Begin Given records

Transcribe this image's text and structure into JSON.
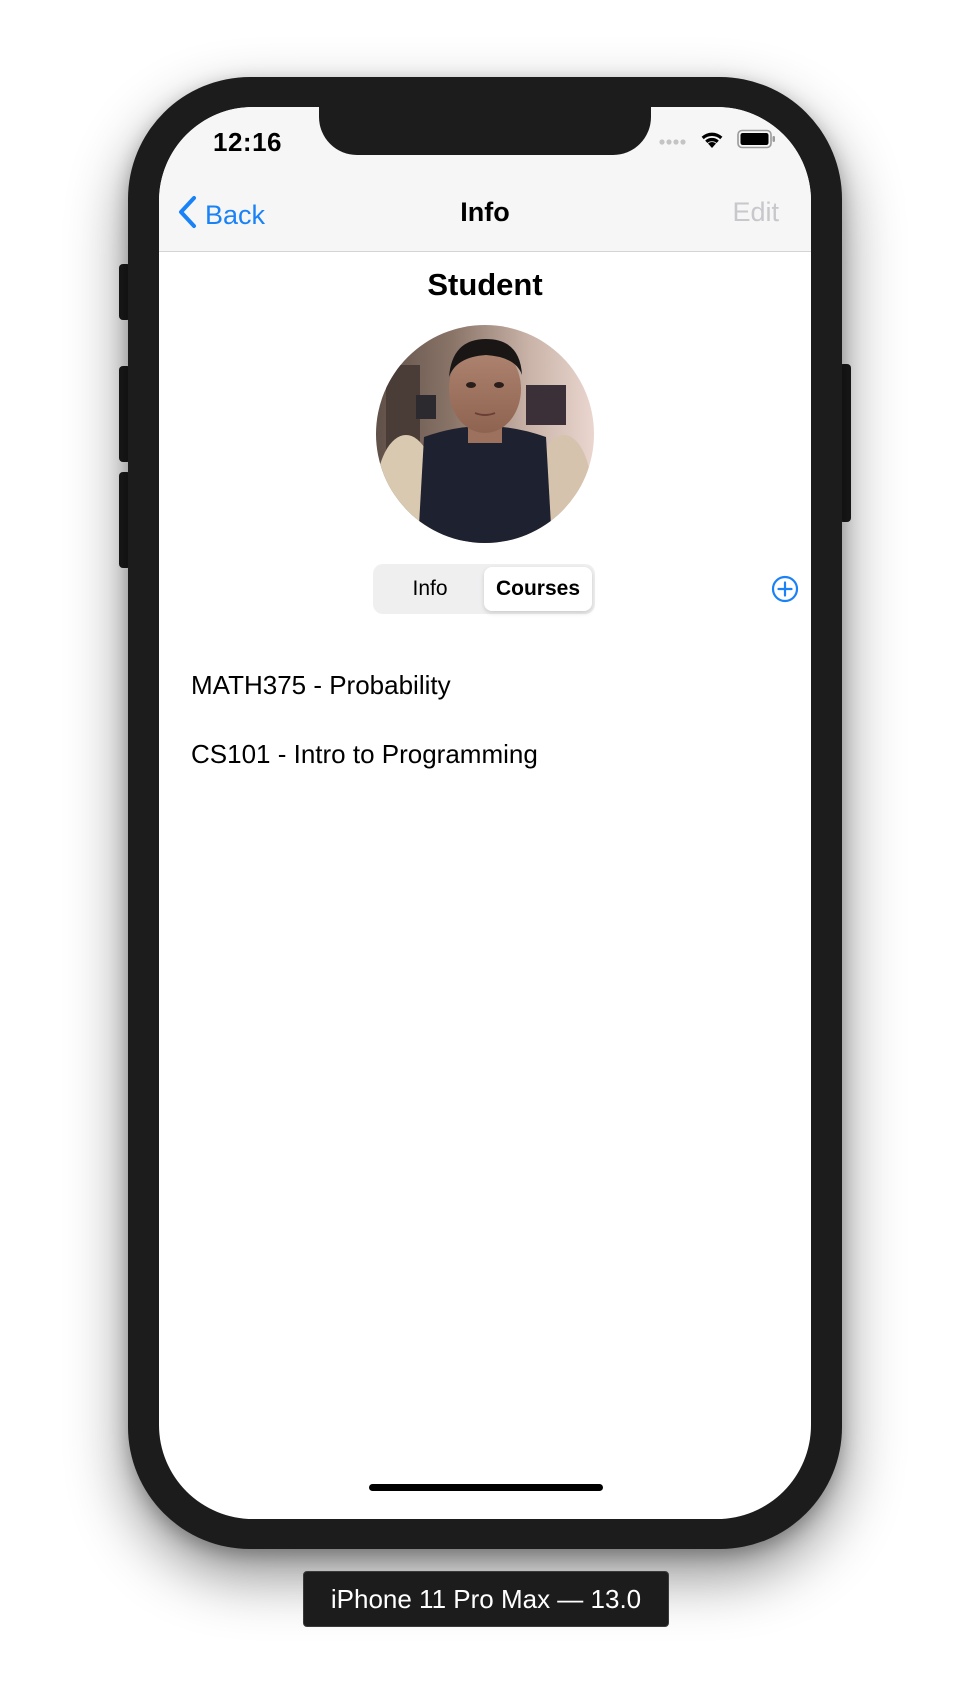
{
  "status_bar": {
    "time": "12:16",
    "icons": [
      "cellular-signal-icon",
      "wifi-icon",
      "battery-icon"
    ]
  },
  "nav": {
    "back_label": "Back",
    "title": "Info",
    "edit_label": "Edit"
  },
  "profile": {
    "heading": "Student",
    "photo": "student-photo"
  },
  "segmented_control": {
    "segments": [
      "Info",
      "Courses"
    ],
    "selected": "Courses"
  },
  "add_button": {
    "icon": "plus-circle-icon"
  },
  "courses": [
    "MATH375 - Probability",
    "CS101 - Intro to Programming"
  ],
  "device_label": "iPhone 11 Pro Max — 13.0",
  "colors": {
    "tint": "#1a82f7",
    "disabled": "#c7c7cc",
    "bar_background": "#f6f6f6",
    "device_frame": "#1c1c1c"
  }
}
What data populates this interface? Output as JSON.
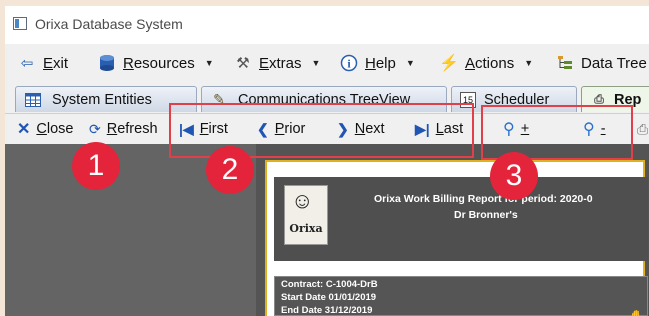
{
  "window": {
    "title": "Orixa Database System"
  },
  "menu": {
    "items": [
      {
        "label": "Exit",
        "icon": "exit-icon"
      },
      {
        "label": "Resources",
        "icon": "database-icon"
      },
      {
        "label": "Extras",
        "icon": "tools-icon"
      },
      {
        "label": "Help",
        "icon": "help-icon"
      },
      {
        "label": "Actions",
        "icon": "lightning-icon"
      },
      {
        "label": "Data Tree",
        "icon": "tree-icon"
      }
    ]
  },
  "tabs": [
    {
      "label": "System Entities",
      "icon": "grid-icon"
    },
    {
      "label": "Communications TreeView",
      "icon": "pen-icon"
    },
    {
      "label": "Scheduler",
      "icon": "calendar-icon",
      "icon_text": "15"
    },
    {
      "label": "Rep",
      "icon": "printer-icon",
      "active": true
    }
  ],
  "toolbar": {
    "close": "Close",
    "refresh": "Refresh",
    "first": "First",
    "prior": "Prior",
    "next": "Next",
    "last": "Last",
    "zoom_in": "+",
    "zoom_out": "-"
  },
  "report": {
    "logo_text": "Orixa",
    "title": "Orixa Work Billing Report for period: 2020-0",
    "subtitle": "Dr Bronner's",
    "contract": "Contract: C-1004-DrB",
    "start_date": "Start Date  01/01/2019",
    "end_date": "End Date    31/12/2019"
  },
  "callouts": [
    "1",
    "2",
    "3"
  ],
  "colors": {
    "highlight": "#e0404a",
    "badge": "#e3243a",
    "toolbar_icon": "#1f55b3",
    "page_border": "#e0b01e"
  }
}
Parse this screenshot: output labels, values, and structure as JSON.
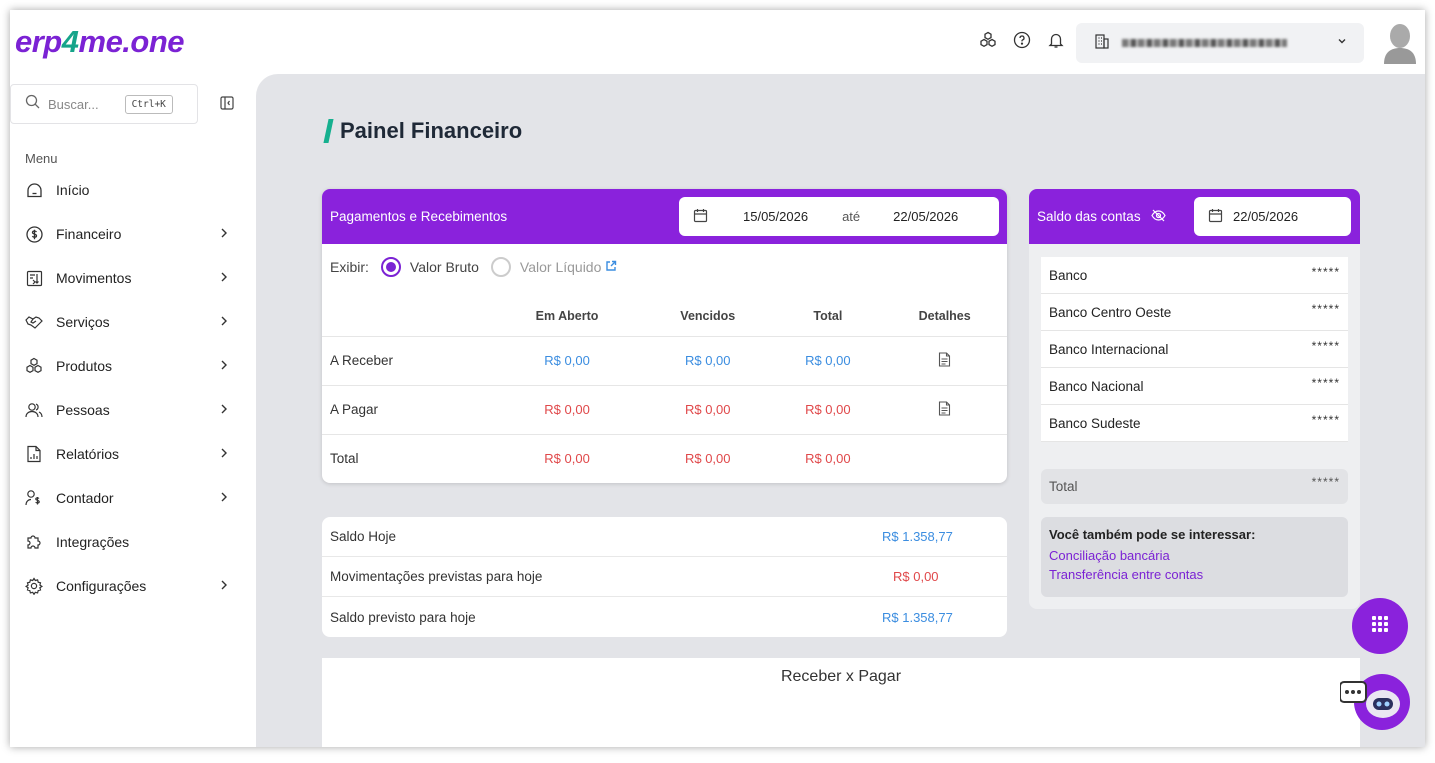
{
  "brand": {
    "logo_a": "erp",
    "logo_b": "4",
    "logo_c": "me.one"
  },
  "search": {
    "placeholder": "Buscar...",
    "shortcut": "Ctrl+K"
  },
  "menu": {
    "label": "Menu",
    "items": [
      {
        "label": "Início",
        "icon": "home-icon",
        "arrow": false
      },
      {
        "label": "Financeiro",
        "icon": "dollar-circle-icon",
        "arrow": true
      },
      {
        "label": "Movimentos",
        "icon": "money-transfer-icon",
        "arrow": true
      },
      {
        "label": "Serviços",
        "icon": "handshake-icon",
        "arrow": true
      },
      {
        "label": "Produtos",
        "icon": "boxes-icon",
        "arrow": true
      },
      {
        "label": "Pessoas",
        "icon": "people-icon",
        "arrow": true
      },
      {
        "label": "Relatórios",
        "icon": "report-icon",
        "arrow": true
      },
      {
        "label": "Contador",
        "icon": "accountant-icon",
        "arrow": true
      },
      {
        "label": "Integrações",
        "icon": "puzzle-icon",
        "arrow": false
      },
      {
        "label": "Configurações",
        "icon": "gear-icon",
        "arrow": true
      }
    ]
  },
  "page": {
    "title": "Painel Financeiro"
  },
  "pagamentos": {
    "header": "Pagamentos e Recebimentos",
    "date_from": "15/05/2026",
    "date_sep": "até",
    "date_to": "22/05/2026",
    "exibir_label": "Exibir:",
    "option_bruto": "Valor Bruto",
    "option_liquido": "Valor Líquido",
    "columns": [
      "Em Aberto",
      "Vencidos",
      "Total",
      "Detalhes"
    ],
    "rows": [
      {
        "label": "A Receber",
        "em_aberto": "R$ 0,00",
        "vencidos": "R$ 0,00",
        "total": "R$ 0,00"
      },
      {
        "label": "A Pagar",
        "em_aberto": "R$ 0,00",
        "vencidos": "R$ 0,00",
        "total": "R$ 0,00"
      },
      {
        "label": "Total",
        "em_aberto": "R$ 0,00",
        "vencidos": "R$ 0,00",
        "total": "R$ 0,00"
      }
    ]
  },
  "saldo": [
    {
      "label": "Saldo Hoje",
      "value": "R$ 1.358,77"
    },
    {
      "label": "Movimentações previstas para hoje",
      "value": "R$ 0,00"
    },
    {
      "label": "Saldo previsto para hoje",
      "value": "R$ 1.358,77"
    }
  ],
  "contas": {
    "header": "Saldo das contas",
    "date": "22/05/2026",
    "banks": [
      {
        "name": "Banco",
        "value": "*****"
      },
      {
        "name": "Banco Centro Oeste",
        "value": "*****"
      },
      {
        "name": "Banco Internacional",
        "value": "*****"
      },
      {
        "name": "Banco Nacional",
        "value": "*****"
      },
      {
        "name": "Banco Sudeste",
        "value": "*****"
      }
    ],
    "total_label": "Total",
    "total_value": "*****",
    "interest_title": "Você também pode se interessar:",
    "links": [
      "Conciliação bancária",
      "Transferência entre contas"
    ]
  },
  "chart": {
    "title": "Receber x Pagar"
  },
  "colors": {
    "brand_purple": "#8a22dc",
    "brand_green": "#16a48a",
    "positive": "#3b8de0",
    "negative": "#e0484a"
  }
}
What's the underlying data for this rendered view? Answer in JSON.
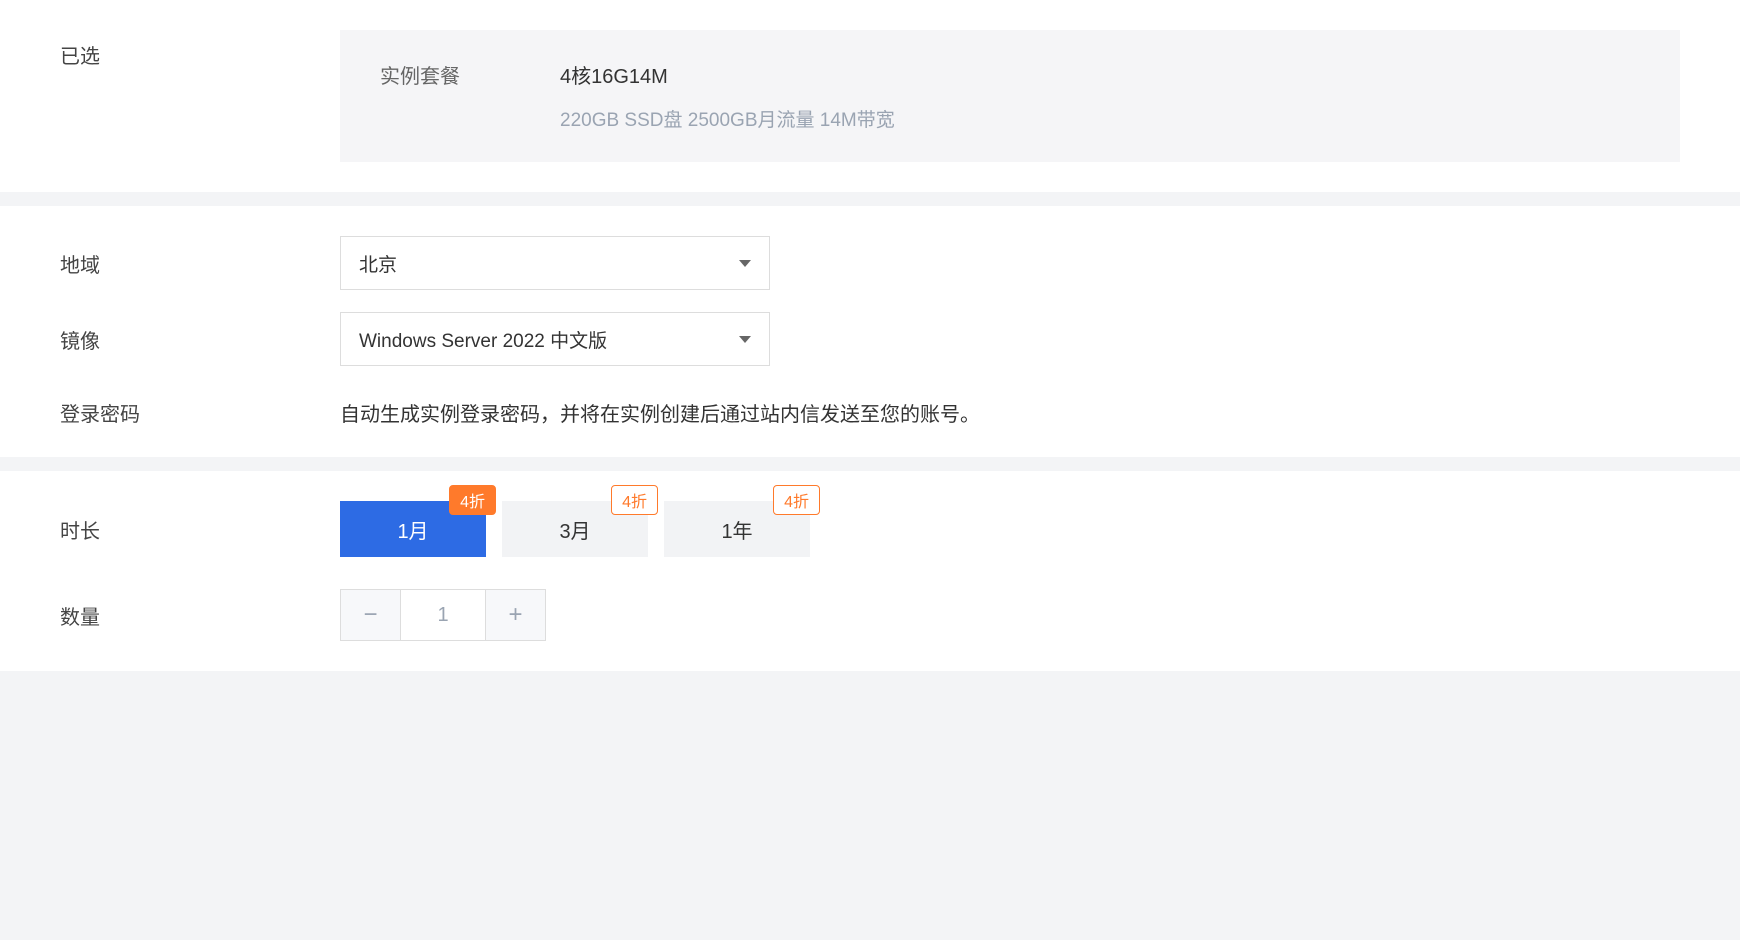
{
  "selected": {
    "label": "已选",
    "key": "实例套餐",
    "value": "4核16G14M",
    "sub": "220GB SSD盘 2500GB月流量 14M带宽"
  },
  "region": {
    "label": "地域",
    "value": "北京"
  },
  "image": {
    "label": "镜像",
    "value": "Windows Server 2022 中文版"
  },
  "password": {
    "label": "登录密码",
    "desc": "自动生成实例登录密码，并将在实例创建后通过站内信发送至您的账号。"
  },
  "duration": {
    "label": "时长",
    "options": [
      {
        "label": "1月",
        "discount": "4折",
        "active": true
      },
      {
        "label": "3月",
        "discount": "4折",
        "active": false
      },
      {
        "label": "1年",
        "discount": "4折",
        "active": false
      }
    ]
  },
  "quantity": {
    "label": "数量",
    "value": "1"
  }
}
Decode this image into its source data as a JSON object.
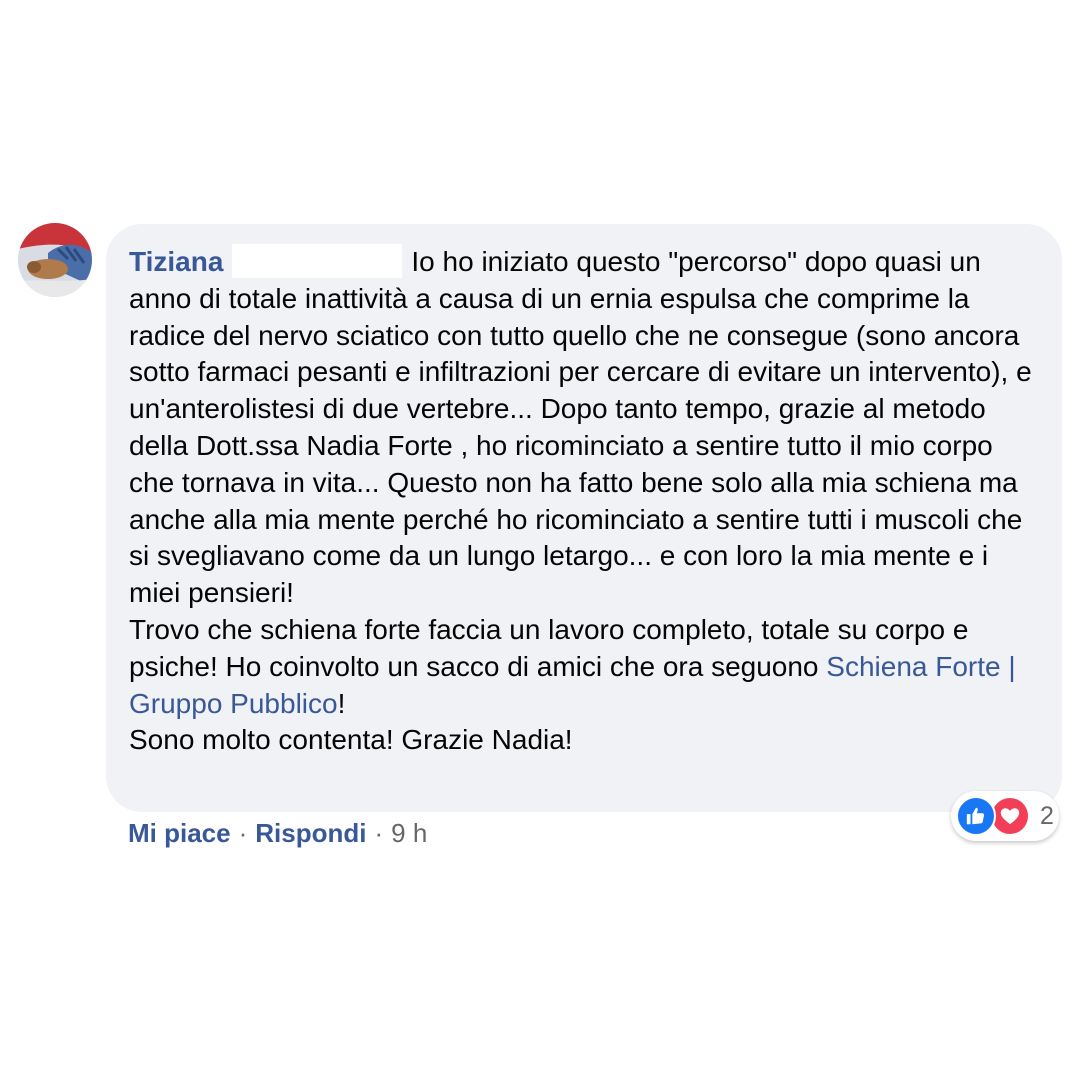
{
  "comment": {
    "author": "Tiziana",
    "text_part1": "Io ho iniziato questo \"percorso\" dopo quasi un anno di totale inattività a causa di un ernia espulsa che comprime la radice del nervo sciatico con tutto quello che ne consegue (sono ancora sotto farmaci pesanti e infiltrazioni per cercare di evitare un intervento), e un'anterolistesi di due vertebre... Dopo tanto tempo, grazie al metodo della Dott.ssa Nadia Forte , ho ricominciato a sentire tutto il mio corpo che tornava in vita... Questo non ha fatto bene solo alla mia schiena ma anche alla mia mente perché ho ricominciato a sentire tutti i muscoli che si svegliavano come da un lungo letargo... e con loro la mia mente e i miei pensieri!",
    "text_part2": "Trovo che schiena forte faccia un lavoro completo, totale su corpo e psiche! Ho coinvolto un sacco di amici che ora seguono",
    "link_text": "Schiena Forte | Gruppo Pubblico",
    "text_after_link": "!",
    "text_part3": "Sono molto contenta! Grazie Nadia!"
  },
  "reactions": {
    "icons": [
      "like-icon",
      "love-icon"
    ],
    "count": "2"
  },
  "actions": {
    "like": "Mi piace",
    "separator": "·",
    "reply": "Rispondi",
    "time": "9 h"
  },
  "colors": {
    "link": "#385898",
    "bubble": "#f0f2f5",
    "like": "#1877f2",
    "love": "#f33e58"
  }
}
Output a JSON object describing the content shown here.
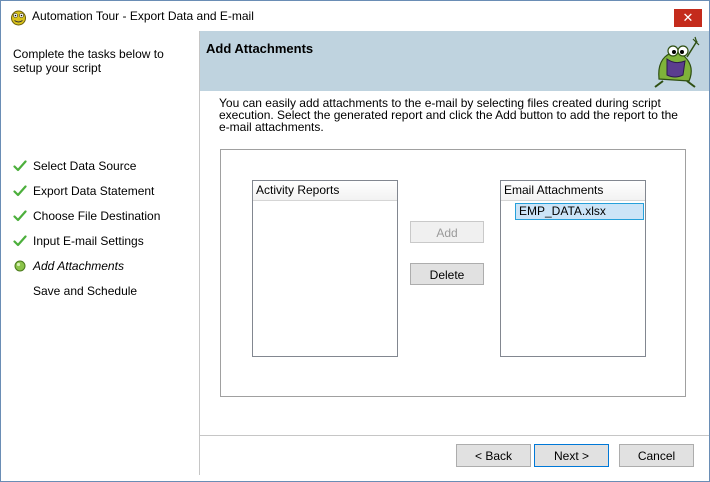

End Given records

What the task asks
Show every line of the records above that contains the word "image".

Exercise answer
Transcribe this image's text and structure into JSON.
  "image": {
Decode this image into its source data as a JSON object.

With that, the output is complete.